| THE PROBLEM |
For the entries that follow, tally the lines holding the string "this". Give the total and nothing else.

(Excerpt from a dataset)
____

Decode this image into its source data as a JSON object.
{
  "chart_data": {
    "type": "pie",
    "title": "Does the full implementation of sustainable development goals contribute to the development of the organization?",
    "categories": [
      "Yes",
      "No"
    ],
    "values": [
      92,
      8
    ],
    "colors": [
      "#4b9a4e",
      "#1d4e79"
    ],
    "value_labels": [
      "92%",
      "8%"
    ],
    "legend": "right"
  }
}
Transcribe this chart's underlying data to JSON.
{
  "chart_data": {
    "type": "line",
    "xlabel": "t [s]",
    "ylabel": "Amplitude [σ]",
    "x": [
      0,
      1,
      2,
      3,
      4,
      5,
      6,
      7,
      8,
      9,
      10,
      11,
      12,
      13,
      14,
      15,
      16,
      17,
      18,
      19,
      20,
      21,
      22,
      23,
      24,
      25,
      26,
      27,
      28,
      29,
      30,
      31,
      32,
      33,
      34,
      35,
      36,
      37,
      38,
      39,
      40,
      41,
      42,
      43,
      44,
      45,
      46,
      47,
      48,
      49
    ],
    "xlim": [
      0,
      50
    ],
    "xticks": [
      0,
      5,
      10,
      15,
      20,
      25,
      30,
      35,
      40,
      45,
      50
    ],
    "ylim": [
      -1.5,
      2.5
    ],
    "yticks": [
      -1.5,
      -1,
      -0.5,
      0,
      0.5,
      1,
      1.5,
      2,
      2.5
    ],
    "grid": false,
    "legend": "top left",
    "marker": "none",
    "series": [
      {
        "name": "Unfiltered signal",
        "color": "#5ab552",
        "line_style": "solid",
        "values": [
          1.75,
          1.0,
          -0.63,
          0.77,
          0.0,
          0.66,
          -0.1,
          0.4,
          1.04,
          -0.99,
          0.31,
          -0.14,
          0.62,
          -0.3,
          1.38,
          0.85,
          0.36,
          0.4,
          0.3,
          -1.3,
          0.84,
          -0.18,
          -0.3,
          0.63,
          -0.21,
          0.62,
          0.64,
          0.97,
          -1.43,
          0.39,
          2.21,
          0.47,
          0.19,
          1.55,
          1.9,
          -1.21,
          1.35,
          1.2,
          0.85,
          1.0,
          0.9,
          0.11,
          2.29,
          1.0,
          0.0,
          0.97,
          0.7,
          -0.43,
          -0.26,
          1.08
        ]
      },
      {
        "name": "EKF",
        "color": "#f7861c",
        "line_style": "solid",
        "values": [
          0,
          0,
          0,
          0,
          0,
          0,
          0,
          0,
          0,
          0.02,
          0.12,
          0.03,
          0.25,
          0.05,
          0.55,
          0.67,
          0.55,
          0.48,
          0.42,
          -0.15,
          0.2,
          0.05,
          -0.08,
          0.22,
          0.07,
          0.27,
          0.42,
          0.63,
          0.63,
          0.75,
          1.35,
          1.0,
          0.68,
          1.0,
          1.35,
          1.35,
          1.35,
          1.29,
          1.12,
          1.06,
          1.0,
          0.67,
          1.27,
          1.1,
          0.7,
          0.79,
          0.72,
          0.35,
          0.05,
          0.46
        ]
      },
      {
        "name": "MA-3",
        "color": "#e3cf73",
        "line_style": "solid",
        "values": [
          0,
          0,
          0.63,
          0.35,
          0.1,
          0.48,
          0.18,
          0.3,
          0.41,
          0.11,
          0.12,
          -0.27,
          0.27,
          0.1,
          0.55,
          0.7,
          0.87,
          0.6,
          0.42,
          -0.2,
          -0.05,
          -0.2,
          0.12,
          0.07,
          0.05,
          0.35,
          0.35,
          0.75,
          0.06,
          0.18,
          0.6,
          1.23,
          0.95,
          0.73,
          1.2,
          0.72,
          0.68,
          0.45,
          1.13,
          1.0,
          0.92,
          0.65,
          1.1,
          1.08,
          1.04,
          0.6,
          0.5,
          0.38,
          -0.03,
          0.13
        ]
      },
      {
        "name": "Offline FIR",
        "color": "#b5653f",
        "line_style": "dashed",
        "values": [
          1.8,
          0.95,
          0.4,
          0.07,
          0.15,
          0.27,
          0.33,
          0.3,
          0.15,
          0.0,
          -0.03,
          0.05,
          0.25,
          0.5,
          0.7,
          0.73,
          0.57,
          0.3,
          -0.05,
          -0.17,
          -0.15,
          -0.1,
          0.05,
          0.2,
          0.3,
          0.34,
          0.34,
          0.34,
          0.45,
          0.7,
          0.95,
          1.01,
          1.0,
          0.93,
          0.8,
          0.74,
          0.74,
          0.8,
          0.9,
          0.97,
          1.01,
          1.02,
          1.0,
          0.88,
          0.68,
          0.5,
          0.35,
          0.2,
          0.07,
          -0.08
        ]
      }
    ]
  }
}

____

| COMPLETE RESPONSE |
2